### Set task
Pull out each line of the data that includes the word "count".

### Extracted material

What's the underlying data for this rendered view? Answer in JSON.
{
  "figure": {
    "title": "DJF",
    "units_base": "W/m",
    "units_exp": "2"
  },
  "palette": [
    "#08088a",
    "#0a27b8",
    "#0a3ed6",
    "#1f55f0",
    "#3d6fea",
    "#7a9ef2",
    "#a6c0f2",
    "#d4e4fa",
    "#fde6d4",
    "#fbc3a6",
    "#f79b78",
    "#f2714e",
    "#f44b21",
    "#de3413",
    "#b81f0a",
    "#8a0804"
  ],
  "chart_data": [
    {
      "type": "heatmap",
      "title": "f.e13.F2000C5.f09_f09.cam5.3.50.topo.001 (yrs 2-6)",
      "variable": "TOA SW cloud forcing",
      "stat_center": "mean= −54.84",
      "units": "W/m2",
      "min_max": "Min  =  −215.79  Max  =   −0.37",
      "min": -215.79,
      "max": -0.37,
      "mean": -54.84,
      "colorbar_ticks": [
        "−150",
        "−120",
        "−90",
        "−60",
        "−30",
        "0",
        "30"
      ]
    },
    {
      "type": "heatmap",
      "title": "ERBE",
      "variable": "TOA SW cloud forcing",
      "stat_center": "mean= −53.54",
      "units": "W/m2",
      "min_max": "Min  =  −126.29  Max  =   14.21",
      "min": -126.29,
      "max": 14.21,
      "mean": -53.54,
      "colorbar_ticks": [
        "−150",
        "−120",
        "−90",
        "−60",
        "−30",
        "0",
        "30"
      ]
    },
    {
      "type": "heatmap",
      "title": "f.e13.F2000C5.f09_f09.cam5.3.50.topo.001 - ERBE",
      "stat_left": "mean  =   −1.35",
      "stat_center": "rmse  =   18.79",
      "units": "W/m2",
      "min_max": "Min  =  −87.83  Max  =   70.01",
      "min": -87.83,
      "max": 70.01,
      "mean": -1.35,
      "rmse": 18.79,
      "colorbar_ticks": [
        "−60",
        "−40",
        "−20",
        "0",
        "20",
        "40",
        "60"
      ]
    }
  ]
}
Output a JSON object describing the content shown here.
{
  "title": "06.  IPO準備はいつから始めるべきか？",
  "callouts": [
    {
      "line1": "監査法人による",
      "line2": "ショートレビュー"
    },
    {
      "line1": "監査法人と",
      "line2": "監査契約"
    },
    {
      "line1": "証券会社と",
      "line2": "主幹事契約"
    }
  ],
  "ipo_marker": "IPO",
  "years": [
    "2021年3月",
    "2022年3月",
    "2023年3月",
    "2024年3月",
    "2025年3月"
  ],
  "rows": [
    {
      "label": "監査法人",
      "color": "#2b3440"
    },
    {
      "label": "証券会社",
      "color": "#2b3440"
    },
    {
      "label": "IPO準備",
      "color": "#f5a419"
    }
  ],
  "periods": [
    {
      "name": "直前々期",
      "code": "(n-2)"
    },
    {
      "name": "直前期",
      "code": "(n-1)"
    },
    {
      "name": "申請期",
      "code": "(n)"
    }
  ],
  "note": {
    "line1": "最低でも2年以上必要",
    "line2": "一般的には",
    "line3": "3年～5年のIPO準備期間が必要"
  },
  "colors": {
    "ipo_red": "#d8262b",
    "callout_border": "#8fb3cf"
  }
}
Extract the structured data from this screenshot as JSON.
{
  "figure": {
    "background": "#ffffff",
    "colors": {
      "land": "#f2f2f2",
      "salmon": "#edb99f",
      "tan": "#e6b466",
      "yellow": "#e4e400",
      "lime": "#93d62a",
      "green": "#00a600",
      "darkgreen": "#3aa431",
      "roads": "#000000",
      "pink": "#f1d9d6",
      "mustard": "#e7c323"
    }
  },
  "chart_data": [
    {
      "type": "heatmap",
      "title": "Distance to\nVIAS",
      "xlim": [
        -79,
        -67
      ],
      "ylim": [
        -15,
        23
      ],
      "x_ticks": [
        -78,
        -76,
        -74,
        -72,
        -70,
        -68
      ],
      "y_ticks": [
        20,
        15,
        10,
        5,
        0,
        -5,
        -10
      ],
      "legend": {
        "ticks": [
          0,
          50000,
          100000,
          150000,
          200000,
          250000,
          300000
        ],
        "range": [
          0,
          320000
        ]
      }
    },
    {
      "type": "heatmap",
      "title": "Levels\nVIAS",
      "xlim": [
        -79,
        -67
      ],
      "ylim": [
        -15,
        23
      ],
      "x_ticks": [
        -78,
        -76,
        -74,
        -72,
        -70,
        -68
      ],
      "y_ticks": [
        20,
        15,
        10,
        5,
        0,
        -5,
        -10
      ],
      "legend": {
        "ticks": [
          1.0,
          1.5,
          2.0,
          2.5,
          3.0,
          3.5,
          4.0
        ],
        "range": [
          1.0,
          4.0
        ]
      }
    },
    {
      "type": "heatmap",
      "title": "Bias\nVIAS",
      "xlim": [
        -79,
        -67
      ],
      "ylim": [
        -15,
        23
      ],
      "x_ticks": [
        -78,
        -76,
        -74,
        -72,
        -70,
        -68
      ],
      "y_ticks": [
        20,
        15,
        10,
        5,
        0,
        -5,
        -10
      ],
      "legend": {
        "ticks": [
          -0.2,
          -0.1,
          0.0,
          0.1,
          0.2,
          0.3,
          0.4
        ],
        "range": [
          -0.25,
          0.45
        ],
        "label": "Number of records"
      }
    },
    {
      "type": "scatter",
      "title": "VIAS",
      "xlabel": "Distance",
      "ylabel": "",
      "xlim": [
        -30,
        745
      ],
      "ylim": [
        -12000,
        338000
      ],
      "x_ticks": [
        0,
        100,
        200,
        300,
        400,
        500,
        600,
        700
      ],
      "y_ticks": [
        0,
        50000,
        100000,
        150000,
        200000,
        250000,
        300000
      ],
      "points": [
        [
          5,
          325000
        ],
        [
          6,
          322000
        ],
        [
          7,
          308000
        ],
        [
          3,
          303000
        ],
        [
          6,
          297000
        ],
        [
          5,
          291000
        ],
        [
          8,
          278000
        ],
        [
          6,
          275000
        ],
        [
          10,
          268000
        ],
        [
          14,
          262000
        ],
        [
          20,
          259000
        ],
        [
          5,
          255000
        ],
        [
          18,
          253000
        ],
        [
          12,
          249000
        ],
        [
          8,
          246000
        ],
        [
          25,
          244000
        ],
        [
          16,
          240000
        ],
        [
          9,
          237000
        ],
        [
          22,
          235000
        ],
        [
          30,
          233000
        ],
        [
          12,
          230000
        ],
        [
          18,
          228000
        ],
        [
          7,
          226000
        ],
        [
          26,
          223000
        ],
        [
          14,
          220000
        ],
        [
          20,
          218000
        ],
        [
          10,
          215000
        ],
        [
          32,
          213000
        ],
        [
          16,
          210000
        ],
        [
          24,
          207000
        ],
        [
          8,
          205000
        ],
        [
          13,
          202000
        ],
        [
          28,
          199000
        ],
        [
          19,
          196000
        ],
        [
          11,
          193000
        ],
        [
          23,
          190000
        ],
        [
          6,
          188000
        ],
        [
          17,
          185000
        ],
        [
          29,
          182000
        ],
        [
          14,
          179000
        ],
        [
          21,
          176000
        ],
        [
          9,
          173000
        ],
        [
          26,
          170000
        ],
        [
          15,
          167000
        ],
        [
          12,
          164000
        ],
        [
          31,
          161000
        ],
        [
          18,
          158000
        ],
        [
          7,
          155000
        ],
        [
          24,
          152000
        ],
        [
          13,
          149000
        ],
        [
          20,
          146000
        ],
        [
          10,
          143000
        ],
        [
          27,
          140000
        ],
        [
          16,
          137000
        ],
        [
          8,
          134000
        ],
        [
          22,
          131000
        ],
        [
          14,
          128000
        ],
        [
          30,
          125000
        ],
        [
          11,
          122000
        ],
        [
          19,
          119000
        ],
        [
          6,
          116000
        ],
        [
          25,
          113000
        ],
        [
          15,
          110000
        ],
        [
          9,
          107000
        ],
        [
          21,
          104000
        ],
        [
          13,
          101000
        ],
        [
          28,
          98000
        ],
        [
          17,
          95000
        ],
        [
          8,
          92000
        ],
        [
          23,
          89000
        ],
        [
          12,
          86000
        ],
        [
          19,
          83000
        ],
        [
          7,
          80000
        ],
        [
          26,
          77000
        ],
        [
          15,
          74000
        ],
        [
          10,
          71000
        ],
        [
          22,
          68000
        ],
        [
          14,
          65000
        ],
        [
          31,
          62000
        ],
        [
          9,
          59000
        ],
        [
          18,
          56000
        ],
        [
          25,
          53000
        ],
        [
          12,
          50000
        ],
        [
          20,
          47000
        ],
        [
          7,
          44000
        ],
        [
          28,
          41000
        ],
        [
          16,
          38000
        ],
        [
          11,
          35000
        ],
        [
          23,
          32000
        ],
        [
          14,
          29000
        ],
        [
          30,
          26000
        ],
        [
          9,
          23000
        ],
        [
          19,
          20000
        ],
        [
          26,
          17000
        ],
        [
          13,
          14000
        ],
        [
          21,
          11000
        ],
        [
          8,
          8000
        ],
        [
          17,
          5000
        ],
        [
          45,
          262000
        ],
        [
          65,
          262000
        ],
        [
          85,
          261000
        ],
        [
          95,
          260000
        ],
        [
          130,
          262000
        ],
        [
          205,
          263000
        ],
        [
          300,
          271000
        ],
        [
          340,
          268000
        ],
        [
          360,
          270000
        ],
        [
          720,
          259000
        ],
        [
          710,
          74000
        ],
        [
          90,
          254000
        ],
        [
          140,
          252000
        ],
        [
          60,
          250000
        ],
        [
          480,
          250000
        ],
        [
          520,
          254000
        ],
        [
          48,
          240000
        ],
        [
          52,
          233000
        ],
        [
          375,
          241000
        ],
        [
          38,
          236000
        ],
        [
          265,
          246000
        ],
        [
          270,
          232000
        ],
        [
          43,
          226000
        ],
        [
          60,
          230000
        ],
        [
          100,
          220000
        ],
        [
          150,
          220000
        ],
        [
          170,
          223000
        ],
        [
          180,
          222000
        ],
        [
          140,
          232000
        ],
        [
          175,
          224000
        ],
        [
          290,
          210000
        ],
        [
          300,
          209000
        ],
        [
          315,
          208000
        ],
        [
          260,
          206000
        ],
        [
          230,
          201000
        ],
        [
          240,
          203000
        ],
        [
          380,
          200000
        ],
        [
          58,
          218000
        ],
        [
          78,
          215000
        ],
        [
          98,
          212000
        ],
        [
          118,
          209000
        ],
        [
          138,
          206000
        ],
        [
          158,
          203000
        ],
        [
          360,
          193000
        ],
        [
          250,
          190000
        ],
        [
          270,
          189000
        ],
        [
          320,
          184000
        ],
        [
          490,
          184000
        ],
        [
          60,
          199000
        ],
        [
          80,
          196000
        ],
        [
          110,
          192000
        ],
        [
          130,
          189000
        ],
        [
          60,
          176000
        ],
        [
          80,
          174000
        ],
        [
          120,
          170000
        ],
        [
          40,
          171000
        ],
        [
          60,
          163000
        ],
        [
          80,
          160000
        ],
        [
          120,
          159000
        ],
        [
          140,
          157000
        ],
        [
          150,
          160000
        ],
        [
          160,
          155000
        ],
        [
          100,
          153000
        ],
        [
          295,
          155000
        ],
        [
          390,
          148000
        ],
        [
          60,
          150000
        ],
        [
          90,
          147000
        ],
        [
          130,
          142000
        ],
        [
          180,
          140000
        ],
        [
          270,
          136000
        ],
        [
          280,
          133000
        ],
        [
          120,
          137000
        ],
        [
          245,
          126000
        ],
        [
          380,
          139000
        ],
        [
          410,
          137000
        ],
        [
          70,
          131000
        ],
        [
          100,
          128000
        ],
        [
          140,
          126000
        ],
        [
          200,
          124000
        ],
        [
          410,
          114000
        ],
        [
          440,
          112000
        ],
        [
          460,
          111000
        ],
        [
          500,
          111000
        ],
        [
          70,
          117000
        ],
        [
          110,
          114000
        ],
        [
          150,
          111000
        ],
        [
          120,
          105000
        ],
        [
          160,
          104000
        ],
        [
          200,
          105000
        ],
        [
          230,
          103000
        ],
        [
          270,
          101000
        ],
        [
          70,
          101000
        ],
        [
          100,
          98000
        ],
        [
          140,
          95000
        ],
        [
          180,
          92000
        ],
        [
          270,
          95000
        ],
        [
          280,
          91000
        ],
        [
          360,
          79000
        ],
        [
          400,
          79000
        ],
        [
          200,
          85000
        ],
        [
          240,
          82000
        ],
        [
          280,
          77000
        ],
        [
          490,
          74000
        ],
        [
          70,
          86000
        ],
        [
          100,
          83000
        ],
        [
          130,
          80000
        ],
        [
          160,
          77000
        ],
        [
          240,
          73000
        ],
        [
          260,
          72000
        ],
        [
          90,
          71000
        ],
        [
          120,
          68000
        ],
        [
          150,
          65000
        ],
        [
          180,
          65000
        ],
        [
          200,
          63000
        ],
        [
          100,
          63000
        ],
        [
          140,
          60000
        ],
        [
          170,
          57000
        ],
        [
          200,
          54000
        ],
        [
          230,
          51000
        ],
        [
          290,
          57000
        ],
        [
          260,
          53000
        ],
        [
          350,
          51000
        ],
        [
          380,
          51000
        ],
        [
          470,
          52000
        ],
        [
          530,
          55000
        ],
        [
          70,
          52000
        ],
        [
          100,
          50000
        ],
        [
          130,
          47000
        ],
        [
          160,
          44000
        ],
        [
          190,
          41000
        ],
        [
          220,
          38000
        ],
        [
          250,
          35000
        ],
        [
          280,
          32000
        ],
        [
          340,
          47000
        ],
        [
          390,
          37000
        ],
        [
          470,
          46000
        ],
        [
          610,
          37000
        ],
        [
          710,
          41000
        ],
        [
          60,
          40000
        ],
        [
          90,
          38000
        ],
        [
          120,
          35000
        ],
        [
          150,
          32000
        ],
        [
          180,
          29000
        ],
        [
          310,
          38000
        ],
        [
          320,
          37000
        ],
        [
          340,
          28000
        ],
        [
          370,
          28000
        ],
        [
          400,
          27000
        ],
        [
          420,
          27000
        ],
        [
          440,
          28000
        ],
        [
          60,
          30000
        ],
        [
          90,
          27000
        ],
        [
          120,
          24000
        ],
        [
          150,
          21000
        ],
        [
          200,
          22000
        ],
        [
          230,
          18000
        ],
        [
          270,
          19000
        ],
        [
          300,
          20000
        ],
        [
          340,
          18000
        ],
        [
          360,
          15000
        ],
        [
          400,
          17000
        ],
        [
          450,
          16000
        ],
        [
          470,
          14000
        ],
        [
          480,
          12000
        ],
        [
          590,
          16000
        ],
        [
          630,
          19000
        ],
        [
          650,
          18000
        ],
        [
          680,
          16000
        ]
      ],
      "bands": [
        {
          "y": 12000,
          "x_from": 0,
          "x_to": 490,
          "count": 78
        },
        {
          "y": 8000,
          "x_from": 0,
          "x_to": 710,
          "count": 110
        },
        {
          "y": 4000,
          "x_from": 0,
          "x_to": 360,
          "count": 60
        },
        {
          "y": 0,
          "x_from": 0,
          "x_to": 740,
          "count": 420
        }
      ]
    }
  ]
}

### Solution for this task
          "count": 78
          "count": 110
          "count": 60
          "count": 420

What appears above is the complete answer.